═══ Passage shown

Search engine user can select any of the entries of the search result to navigate to the related page. If the system user is not satisfied with the result, he can enter different search specification and restart the searching process. The actual known searching solutions have several limitations. One of them is the vague searching precision. It is very difficult to search exact information using search specification based on a textual description because: user is often unable to express his exact intention as the search specification based on a textual description, search engine is unable to correctly interpret good search specification based on a textual description and search specification based on a textual description, usually generate too many matching information.
As the result, the search specification based on a textual description entered by the user can give undesired results like large amount of results or results which are not matching the intention of the user.
If the search results shown are undesirable (too many or not matching user intention) system user must modify the search specification based on a textual description and retry the process.
There is no way to gradually correct the results that search engine found to be closer to the real intention that the system user had. The system user has to try several search specification based on a textual description, but until he sees the correct result he does not know what is the āgoodā search specification based on a textual description to express his intention. He has no guarantee he will ever find the correct search specification based on a textual description and thus find the result within short time, because he has no way to gradually āmoveā the search engine towards the intention he had.
Invented method allows information retrieval by applying invented method of communicating with a user, method of information searching and method of information organization. Invented system allows information retrieval based on information location in the information space.
The present system and method relates to information retrieval and classifying systems. The system can be used by one or more users who can classify the information into information dimensions.
Information retrieval is performed using the search specification based on an information location in the information space alone or in parallel with search specification based on a textual description which is specified by a system's user. Information retrieval could be performed using more of other additional types of search specifications. Using information dimension based search specification as one of search specifications permits searching with better precision and finding results faster.
Search specification based on information location is built using information dimensions. Every information dimension is constructed by taking two concepts with different (ideally related concepts with completely opposite meanings). Concepts can be expressed by words, images or any other symbols. Information dimension defines a range within the information space, information location can be placed anywhere on this range.

══════
═══ Supplied material

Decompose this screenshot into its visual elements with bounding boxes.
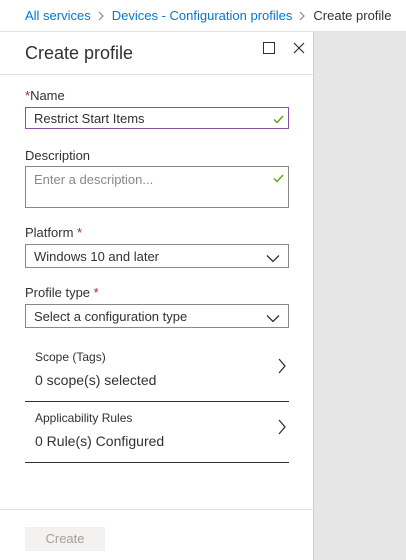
- platform-label: Platform *: [25, 225, 83, 240]
- scope-tags-row[interactable]: Scope (Tags) 0 scope(s) selected: [25, 342, 289, 402]
- create-button[interactable]: Create: [25, 527, 105, 551]
- square-icon[interactable]: [260, 39, 278, 57]
- applicability-rules-value: 0 Rule(s) Configured: [35, 433, 165, 449]
- breadcrumb-current: Create profile: [313, 8, 392, 23]
- checkmark-icon: [273, 171, 284, 186]
- profile-type-label: Profile type *: [25, 285, 99, 300]
- close-icon[interactable]: [290, 39, 308, 57]
- panel-footer: Create: [0, 509, 314, 560]
- chevron-down-icon: [266, 251, 280, 266]
- chevron-right-icon: [277, 419, 287, 440]
- applicability-rules-title: Applicability Rules: [35, 411, 133, 425]
- name-input[interactable]: Restrict Start Items: [25, 107, 289, 129]
- page-title: Create profile: [25, 42, 134, 63]
- panel-header: Create profile: [0, 32, 313, 75]
- breadcrumb-all-services[interactable]: All services: [25, 8, 91, 23]
- name-label: *Name: [25, 88, 65, 103]
- checkmark-icon: [273, 112, 284, 127]
- breadcrumb-configuration-profiles[interactable]: Devices - Configuration profiles: [112, 8, 293, 23]
- description-label: Description: [25, 148, 91, 163]
- chevron-right-icon: [277, 358, 287, 379]
- scope-tags-title: Scope (Tags): [35, 350, 106, 364]
- breadcrumb: All services Devices - Configuration pro…: [0, 0, 406, 32]
- scope-tags-value: 0 scope(s) selected: [35, 372, 157, 388]
- description-input[interactable]: Enter a description...: [25, 166, 289, 208]
- chevron-right-icon: [299, 11, 306, 21]
- create-profile-panel: Create profile *Name Restrict Start Item…: [0, 32, 314, 560]
- chevron-down-icon: [266, 311, 280, 326]
- platform-select[interactable]: Windows 10 and later: [25, 244, 289, 268]
- background-area: [314, 32, 406, 560]
- applicability-rules-row[interactable]: Applicability Rules 0 Rule(s) Configured: [25, 403, 289, 463]
- profile-type-select[interactable]: Select a configuration type: [25, 304, 289, 328]
- chevron-right-icon: [98, 11, 105, 21]
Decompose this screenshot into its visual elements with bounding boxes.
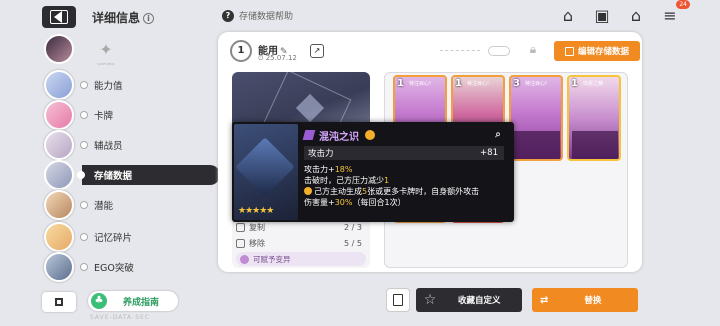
star-icon: ☆ [423,292,437,308]
coin-icon [365,130,375,140]
copy-stat: 复制 2 / 3 [236,220,366,234]
radio-dot [80,81,88,89]
lock-icon[interactable]: 🔒︎ [526,42,540,58]
collect-custom-button[interactable]: ☆ 收藏自定义 [416,288,522,312]
avatar [44,252,74,282]
variant-button[interactable]: 可赋予变异 [236,252,366,266]
avatar [44,160,74,190]
avatar [44,130,74,160]
panel-header: 1 能用 ✎ ⏱ 25.07.12 ↗ 🔒︎ 编辑存储数据 [230,40,640,64]
attack-row: 攻击力 +81 [304,146,504,160]
stat-label: 移除 [249,238,265,248]
id-card-icon[interactable]: ▣ [592,6,612,26]
help-link[interactable]: ? 存储数据帮助 [222,9,293,22]
help-text: 存储数据帮助 [239,12,294,22]
sidebar-item-ego[interactable]: EGO突破 [38,252,178,282]
link-icon [488,46,510,56]
guide-button-label: 养成指南 [123,297,160,308]
deck-date-text: 25.07.12 [265,54,297,62]
info-icon[interactable]: i [143,13,155,24]
sidebar-item-stats[interactable]: 能力值 [38,70,178,100]
avatar [44,100,74,130]
back-icon [50,10,68,24]
page-title: 详细信息 i [92,9,155,26]
edit-save-data-button[interactable]: 编辑存储数据 [554,41,640,61]
footer-watermark: SAVE-DATA-SEC [90,314,150,321]
grid-button[interactable] [42,292,76,312]
emblem-icon: ✦ SAVE DECK [97,40,115,66]
menu-badge: 24 [676,0,690,9]
stat-value: 5 / 5 [344,238,362,248]
chaos-icon [302,130,316,140]
question-icon: ? [222,9,234,22]
star-rating: ★★★★★ [238,206,274,216]
sidebar-item-cards[interactable]: 卡牌 [38,100,178,130]
divider [440,50,480,51]
sidebar-item-label: 能力值 [94,81,123,92]
share-icon[interactable]: ↗ [310,44,324,58]
attack-value: +81 [480,148,498,158]
remove-icon [236,238,245,248]
page-title-text: 详细信息 [92,11,141,25]
swap-button[interactable]: ⇄ 替换 [532,288,638,312]
stat-label: 复制 [249,222,265,232]
copy-icon [236,222,245,232]
sidebar-item-label: 辅战员 [94,141,123,152]
edit-icon [564,46,574,56]
grid-icon [55,298,63,306]
top-icons: ⌂ ▣ ⌂ ≡ [558,6,680,26]
coin-icon [304,187,312,195]
guide-button[interactable]: ♣ 养成指南 [88,291,178,311]
menu-icon[interactable]: ≡ [660,6,680,26]
home-icon[interactable]: ⌂ [626,6,646,26]
variant-button-label: 可赋予变异 [253,254,291,264]
radio-dot [80,263,88,271]
radio-dot [77,171,85,179]
equipment-header: 混沌之识 ⌕ [302,127,510,143]
equipment-name: 混沌之识 [319,131,359,143]
back-button[interactable] [42,6,76,28]
swap-button-label: 替换 [584,296,602,306]
avatar [44,34,74,64]
sidebar-item-saved-data[interactable]: 存储数据 [77,165,220,185]
deck-date: ⏱ 25.07.12 [258,54,297,62]
radio-dot [80,141,88,149]
sidebar: ✦ SAVE DECK 能力值 卡牌 辅战员 存储数据 潜能 记忆碎片 EGO突破 [38,34,220,312]
radio-dot [80,201,88,209]
sidebar-item-label: 存储数据 [94,171,133,182]
variant-icon [240,254,249,264]
sidebar-item-label: EGO突破 [94,263,134,274]
attack-label: 攻击力 [308,149,334,159]
collect-button-label: 收藏自定义 [458,296,501,306]
swap-icon: ⇄ [540,294,549,306]
bottom-bar: ☆ 收藏自定义 ⇄ 替换 [386,288,642,312]
sidebar-item-label: 记忆碎片 [94,233,133,244]
leaf-icon: ♣ [91,293,107,309]
slot-number: 1 [230,40,252,62]
avatar [44,70,74,100]
equipment-description: 攻击力+18% 击破时，己方压力减少1 己方主动生成5张或更多卡牌时，自身额外攻… [304,165,480,207]
sidebar-item-label: 潜能 [94,201,114,212]
sidebar-item-label: 卡牌 [94,111,114,122]
radio-dot [80,233,88,241]
book-icon [393,294,403,306]
sidebar-item-support[interactable]: 辅战员 [38,130,178,160]
magnifier-icon[interactable]: ⌕ [490,127,506,143]
sidebar-item-memory[interactable]: 记忆碎片 [38,222,178,252]
sidebar-item-potential[interactable]: 潜能 [38,190,178,220]
book-button[interactable] [386,288,410,312]
avatar [44,222,74,252]
radio-dot [80,111,88,119]
top-bar: 详细信息 i ? 存储数据帮助 ⌂ ▣ ⌂ ≡ 24 [0,0,720,34]
card[interactable]: 1 出逐之精 [567,75,621,161]
card[interactable]: 3 特注目心! [509,75,563,161]
remove-stat: 移除 5 / 5 [236,236,366,250]
equipment-image: ★★★★★ [234,124,298,220]
hanger-icon[interactable]: ⌂ [558,6,578,26]
edit-button-label: 编辑存储数据 [577,47,629,57]
stat-value: 2 / 3 [344,222,362,232]
avatar [44,190,74,220]
equipment-tooltip: ★★★★★ 混沌之识 ⌕ 攻击力 +81 攻击力+18% 击破时，己方压力减少1 … [232,122,514,222]
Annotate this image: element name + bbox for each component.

══════

_Problem set_
a: Summarize the text on information retrieval in two sentences.
b: Extend the text on information retrieval, starting right after its final sentence.

_Exercise answers_
a: Search specifications based on a textual description are imprecise, often producing too many results or results that do not match the user's intention, and the user can only retry with different specifications because there is no way to gradually correct the results. The described system instead retrieves information by its location in an information space, using information dimensions that each define a range between two concepts with different, ideally opposite, meanings.

b:
Using search specification based on information location, the location of the desired document within the entire information space is determined. All documents that are within or close to desired information location are presented as a result of information retrieval. The information space is implementation of vector space, which are known and defined as mathematical concept of algebra.
These and other features, aspects and advantages of the present invention will be more fully understood when considered in connection with the following specification, appended claims, and accompanying drawings, wherein:
FIG. 1 is a representation of information location of search intention and information location of interpretation of search specification. On this figure, the difference between search intention and the interpretation of search specification is illustrated. The subspace of the information space is shown, which is built using two information dimensions, information dimension A and information dimension B. The subspace of the information space is represented on the figure as a two-dimensional space, where every location on the subspace is equivalent to some concept. Information location may be identified by giving coordinates of the information dimension A, and information dimension B. As presented, using known methods information location in information space is easily presented graphically as flat graphical representation of vector space.
Within the information space, two information locations are marked, one of them represents āsearch intentionā and the second one represents the āsearch specification interpretationā, which is the engine's search specification interpretation. āSearch intentionā has coordinates A1 and B2; āsearch specification interpretationā has coordinates A2 and B1. Both locations differ, so to find exactly the same information that corresponds to the true search intention, information location of āsearch specification interpretationā should be corrected to be the same as information location of the āsearch intentionā. Information location of search specification interpretation can be presented as search specification based on information location and as such can be easily corrected.
FIG. 2 is a representative schematic block diagram illustrating a basic general structure of the invented system for multiple users.
FIG. 3 is a representative schematic block diagram illustrating the general structure of the invented system.
FIG. 4 is a representative schematic block diagram illustrating a detailed structure of the invented system. In the figure, the following conventions are used:
FIG. 5 is a representation of the user interface of the invented system.
FIG. 6 is a representation of information location defined by using two information dimensions.
Information location is marked on the information subspace defined by two orthogonal information dimensions: information dimension A and information dimension B. Information location is representing some information, information itself is not shown on the figure. Information location is marked on information dimension A as range, ranging from coordinate A1 till coordinate A3. Information location is marked on information dimension B as range, ranging from coordinate B1 till coordinate B3. The centre point of the information location can be expressed as coordinates A2 and B2. Centre point can be calculated using mediums of the ranges of information locations on every information dimension. As presented, using known methods information location in information space is easily presented graphically as flat graphical representation of vector space.
Table 1 shows values of Information location on single information domain.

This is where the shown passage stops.